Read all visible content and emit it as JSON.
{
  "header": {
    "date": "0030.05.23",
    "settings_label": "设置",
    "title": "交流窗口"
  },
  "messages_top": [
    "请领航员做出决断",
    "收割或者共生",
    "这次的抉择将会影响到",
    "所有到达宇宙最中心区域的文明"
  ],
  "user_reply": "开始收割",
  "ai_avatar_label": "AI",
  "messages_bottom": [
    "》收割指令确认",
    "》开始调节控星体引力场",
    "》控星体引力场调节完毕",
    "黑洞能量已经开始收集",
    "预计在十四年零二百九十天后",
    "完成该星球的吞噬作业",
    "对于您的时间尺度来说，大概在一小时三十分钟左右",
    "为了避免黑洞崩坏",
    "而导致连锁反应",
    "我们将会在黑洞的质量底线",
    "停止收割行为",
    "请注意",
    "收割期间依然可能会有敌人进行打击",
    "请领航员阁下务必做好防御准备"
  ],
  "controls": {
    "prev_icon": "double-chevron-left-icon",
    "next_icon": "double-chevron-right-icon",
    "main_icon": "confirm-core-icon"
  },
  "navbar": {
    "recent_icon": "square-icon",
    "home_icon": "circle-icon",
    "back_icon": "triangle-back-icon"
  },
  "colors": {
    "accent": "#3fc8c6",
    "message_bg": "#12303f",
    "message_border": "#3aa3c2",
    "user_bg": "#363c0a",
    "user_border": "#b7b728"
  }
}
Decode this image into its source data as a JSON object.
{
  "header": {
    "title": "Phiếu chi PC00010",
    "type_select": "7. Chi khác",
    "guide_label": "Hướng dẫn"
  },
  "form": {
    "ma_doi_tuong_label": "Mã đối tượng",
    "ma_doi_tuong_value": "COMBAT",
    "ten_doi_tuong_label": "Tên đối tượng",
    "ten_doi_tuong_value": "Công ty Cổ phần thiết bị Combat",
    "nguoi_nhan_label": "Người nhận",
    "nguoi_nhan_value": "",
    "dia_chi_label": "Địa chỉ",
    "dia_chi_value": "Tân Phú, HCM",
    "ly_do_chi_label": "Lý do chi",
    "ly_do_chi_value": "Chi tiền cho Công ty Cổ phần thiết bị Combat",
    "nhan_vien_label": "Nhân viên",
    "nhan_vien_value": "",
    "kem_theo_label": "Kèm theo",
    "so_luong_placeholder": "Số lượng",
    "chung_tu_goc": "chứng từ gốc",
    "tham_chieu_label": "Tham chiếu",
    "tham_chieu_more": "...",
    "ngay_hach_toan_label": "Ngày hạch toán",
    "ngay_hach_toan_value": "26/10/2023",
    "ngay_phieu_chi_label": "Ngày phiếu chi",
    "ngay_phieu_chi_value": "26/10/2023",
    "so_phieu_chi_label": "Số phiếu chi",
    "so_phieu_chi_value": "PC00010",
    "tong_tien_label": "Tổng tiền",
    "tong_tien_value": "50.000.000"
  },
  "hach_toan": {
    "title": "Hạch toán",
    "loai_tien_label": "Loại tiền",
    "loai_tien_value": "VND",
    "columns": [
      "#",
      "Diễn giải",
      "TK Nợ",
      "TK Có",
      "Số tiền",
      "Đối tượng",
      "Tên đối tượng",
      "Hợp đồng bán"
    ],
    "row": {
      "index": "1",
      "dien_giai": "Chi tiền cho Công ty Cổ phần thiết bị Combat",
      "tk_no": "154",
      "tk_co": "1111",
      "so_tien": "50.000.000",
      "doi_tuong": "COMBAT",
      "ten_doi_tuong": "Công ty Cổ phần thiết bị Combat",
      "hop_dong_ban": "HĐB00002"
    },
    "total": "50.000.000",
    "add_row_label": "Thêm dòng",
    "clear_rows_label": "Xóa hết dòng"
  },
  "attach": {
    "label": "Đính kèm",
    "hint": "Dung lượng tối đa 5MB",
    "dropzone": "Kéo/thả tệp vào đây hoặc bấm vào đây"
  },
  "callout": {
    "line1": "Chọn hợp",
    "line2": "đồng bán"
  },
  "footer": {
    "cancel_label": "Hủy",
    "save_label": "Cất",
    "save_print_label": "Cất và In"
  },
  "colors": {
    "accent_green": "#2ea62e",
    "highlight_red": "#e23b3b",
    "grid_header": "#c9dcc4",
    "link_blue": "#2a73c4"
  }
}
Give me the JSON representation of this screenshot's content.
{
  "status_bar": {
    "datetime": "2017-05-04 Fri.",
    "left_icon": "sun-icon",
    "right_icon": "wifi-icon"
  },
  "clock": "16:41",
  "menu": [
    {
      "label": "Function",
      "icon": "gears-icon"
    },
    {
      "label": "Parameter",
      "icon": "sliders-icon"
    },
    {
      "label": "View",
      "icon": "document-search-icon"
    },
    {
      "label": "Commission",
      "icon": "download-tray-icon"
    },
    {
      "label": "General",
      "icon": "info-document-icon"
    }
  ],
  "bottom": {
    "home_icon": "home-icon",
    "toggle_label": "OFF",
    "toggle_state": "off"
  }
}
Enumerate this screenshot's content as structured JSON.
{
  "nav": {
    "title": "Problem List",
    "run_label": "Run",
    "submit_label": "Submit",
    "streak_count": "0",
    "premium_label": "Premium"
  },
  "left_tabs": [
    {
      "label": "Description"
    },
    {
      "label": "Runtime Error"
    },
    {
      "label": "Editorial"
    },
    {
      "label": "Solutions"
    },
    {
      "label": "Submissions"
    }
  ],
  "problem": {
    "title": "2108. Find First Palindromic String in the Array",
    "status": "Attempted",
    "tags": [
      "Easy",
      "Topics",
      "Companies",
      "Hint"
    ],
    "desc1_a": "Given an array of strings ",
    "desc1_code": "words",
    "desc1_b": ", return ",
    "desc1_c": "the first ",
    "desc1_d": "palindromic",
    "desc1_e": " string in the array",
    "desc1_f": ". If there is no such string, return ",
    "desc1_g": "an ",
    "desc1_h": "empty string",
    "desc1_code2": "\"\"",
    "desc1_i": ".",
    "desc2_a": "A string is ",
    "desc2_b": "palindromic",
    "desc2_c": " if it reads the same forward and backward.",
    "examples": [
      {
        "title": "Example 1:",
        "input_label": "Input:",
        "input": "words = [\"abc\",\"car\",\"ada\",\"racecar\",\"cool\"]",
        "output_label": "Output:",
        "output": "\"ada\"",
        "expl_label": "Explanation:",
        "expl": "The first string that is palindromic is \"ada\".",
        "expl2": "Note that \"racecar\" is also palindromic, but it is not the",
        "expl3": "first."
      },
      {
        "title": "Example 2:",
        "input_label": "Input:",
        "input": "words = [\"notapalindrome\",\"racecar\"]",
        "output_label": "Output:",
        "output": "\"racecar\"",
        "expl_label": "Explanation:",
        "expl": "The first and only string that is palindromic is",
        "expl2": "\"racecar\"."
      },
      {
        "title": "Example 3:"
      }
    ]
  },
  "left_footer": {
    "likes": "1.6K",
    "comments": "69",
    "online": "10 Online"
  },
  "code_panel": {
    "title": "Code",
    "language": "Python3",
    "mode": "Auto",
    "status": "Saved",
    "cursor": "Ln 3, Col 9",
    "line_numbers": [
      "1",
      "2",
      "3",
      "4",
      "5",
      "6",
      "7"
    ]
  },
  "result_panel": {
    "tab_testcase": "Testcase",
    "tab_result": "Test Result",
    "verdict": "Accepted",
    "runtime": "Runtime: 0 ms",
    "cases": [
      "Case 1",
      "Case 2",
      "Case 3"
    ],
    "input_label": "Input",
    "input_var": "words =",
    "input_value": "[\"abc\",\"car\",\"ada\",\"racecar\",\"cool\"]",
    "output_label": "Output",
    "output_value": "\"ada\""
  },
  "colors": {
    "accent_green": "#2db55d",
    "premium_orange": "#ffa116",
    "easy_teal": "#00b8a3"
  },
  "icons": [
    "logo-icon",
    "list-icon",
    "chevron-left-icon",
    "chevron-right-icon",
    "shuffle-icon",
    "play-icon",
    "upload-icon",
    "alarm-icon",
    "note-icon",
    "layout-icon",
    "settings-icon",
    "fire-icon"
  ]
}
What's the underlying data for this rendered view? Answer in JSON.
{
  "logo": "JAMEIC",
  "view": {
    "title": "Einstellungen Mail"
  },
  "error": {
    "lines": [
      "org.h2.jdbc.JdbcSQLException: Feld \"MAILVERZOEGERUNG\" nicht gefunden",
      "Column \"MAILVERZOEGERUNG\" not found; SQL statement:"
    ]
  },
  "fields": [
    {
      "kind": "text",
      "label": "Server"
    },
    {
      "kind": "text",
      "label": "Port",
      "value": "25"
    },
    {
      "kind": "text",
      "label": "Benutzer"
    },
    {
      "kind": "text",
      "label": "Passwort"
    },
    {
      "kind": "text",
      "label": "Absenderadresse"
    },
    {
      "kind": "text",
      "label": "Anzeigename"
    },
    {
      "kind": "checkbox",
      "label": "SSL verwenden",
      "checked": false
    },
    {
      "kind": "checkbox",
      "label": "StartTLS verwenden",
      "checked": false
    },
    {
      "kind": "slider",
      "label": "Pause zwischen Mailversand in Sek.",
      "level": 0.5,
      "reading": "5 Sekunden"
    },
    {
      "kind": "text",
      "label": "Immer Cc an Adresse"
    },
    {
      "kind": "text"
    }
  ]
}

※

_PROMPT:_
Write out every line from the entries where "chevron" appears.

_REPLY:_
    "prev_icon": "double-chevron-left-icon",
    "next_icon": "double-chevron-right-icon",
    "chevron-left-icon",
    "chevron-right-icon",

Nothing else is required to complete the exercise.